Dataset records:
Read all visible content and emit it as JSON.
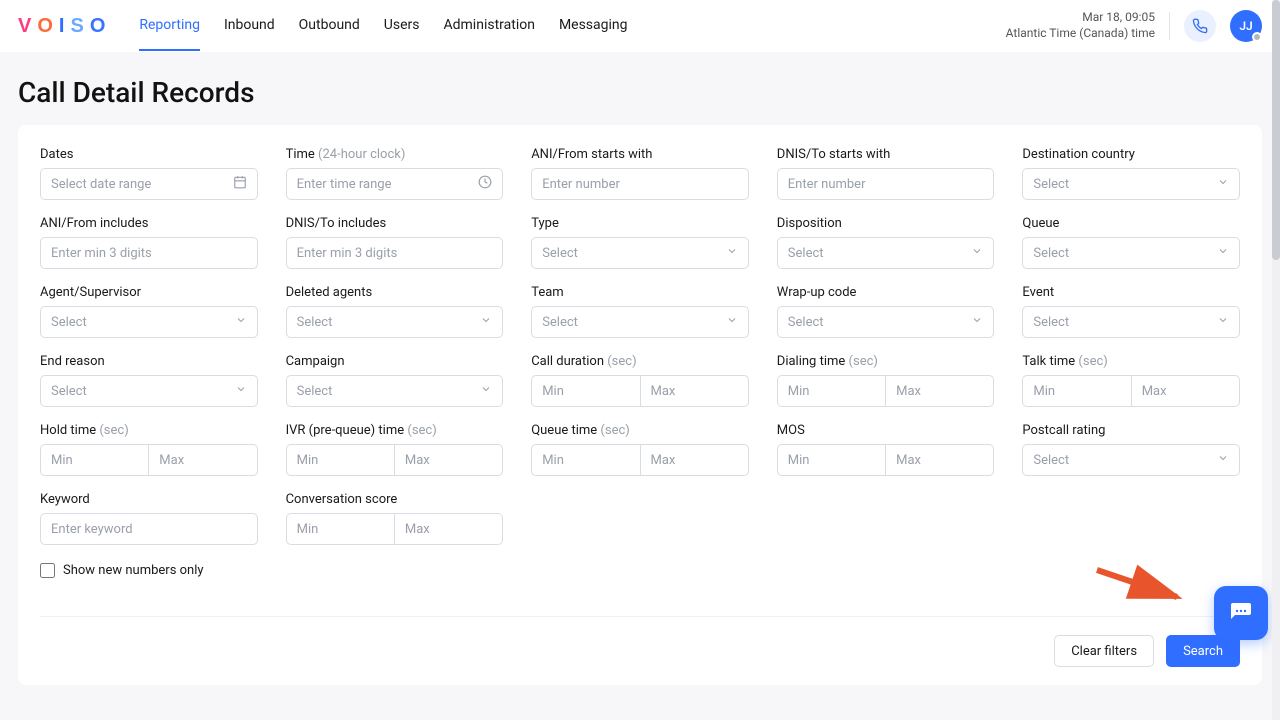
{
  "logo": "VOISO",
  "nav": [
    "Reporting",
    "Inbound",
    "Outbound",
    "Users",
    "Administration",
    "Messaging"
  ],
  "clock": {
    "datetime": "Mar 18, 09:05",
    "tz": "Atlantic Time (Canada) time"
  },
  "avatar_initials": "JJ",
  "page_title": "Call Detail Records",
  "placeholders": {
    "select": "Select",
    "date_range": "Select date range",
    "time_range": "Enter time range",
    "enter_number": "Enter number",
    "min3": "Enter min 3 digits",
    "min": "Min",
    "max": "Max",
    "keyword": "Enter keyword"
  },
  "labels": {
    "dates": "Dates",
    "time": "Time",
    "time_hint": "(24-hour clock)",
    "ani_starts": "ANI/From starts with",
    "dnis_starts": "DNIS/To starts with",
    "dest_country": "Destination country",
    "ani_includes": "ANI/From includes",
    "dnis_includes": "DNIS/To includes",
    "type": "Type",
    "disposition": "Disposition",
    "queue": "Queue",
    "agent": "Agent/Supervisor",
    "deleted_agents": "Deleted agents",
    "team": "Team",
    "wrapup": "Wrap-up code",
    "event": "Event",
    "end_reason": "End reason",
    "campaign": "Campaign",
    "call_duration": "Call duration",
    "dialing_time": "Dialing time",
    "talk_time": "Talk time",
    "hold_time": "Hold time",
    "ivr_time": "IVR (pre-queue) time",
    "queue_time": "Queue time",
    "mos": "MOS",
    "postcall": "Postcall rating",
    "keyword": "Keyword",
    "conv_score": "Conversation score",
    "sec": "(sec)"
  },
  "checkbox_label": "Show new numbers only",
  "buttons": {
    "clear": "Clear filters",
    "search": "Search"
  }
}
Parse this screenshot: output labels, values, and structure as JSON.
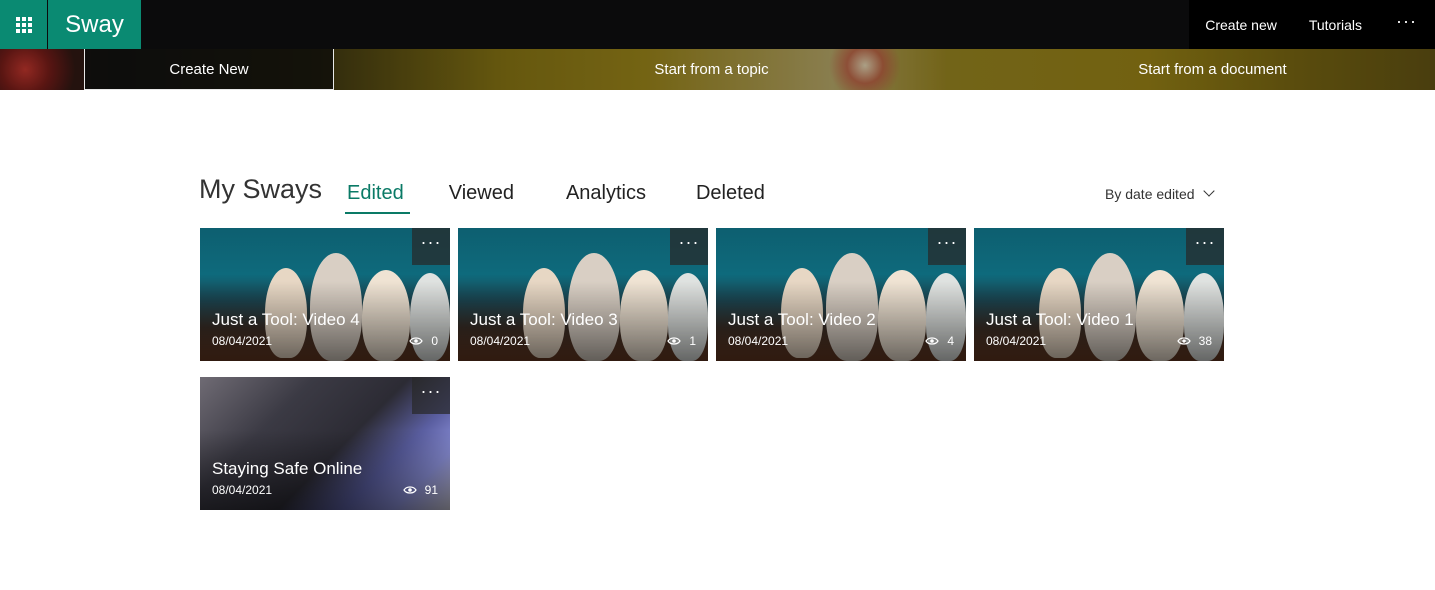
{
  "app": {
    "name": "Sway"
  },
  "topnav": {
    "create_new": "Create new",
    "tutorials": "Tutorials",
    "more": "···"
  },
  "banner": {
    "create_new": "Create New",
    "start_topic": "Start from a topic",
    "start_document": "Start from a document"
  },
  "section": {
    "title": "My Sways",
    "tabs": [
      {
        "label": "Edited",
        "active": true
      },
      {
        "label": "Viewed",
        "active": false
      },
      {
        "label": "Analytics",
        "active": false
      },
      {
        "label": "Deleted",
        "active": false
      }
    ],
    "sort_label": "By date edited"
  },
  "cards": [
    {
      "title": "Just a Tool: Video 4",
      "date": "08/04/2021",
      "views": "0",
      "image": "family-photo"
    },
    {
      "title": "Just a Tool: Video 3",
      "date": "08/04/2021",
      "views": "1",
      "image": "family-photo"
    },
    {
      "title": "Just a Tool: Video 2",
      "date": "08/04/2021",
      "views": "4",
      "image": "family-photo"
    },
    {
      "title": "Just a Tool: Video 1",
      "date": "08/04/2021",
      "views": "38",
      "image": "family-photo"
    },
    {
      "title": "Staying Safe Online",
      "date": "08/04/2021",
      "views": "91",
      "image": "laptop-photo"
    }
  ],
  "card_menu": "···",
  "colors": {
    "brand": "#0a8a72",
    "accent": "#0a7a66",
    "topbar": "#0b0b0c"
  }
}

_Given request_.
Copy every line above that includes the string "DNIS".

_Reply_.
    "dnis_starts": "DNIS/To starts with",
    "dnis_includes": "DNIS/To includes",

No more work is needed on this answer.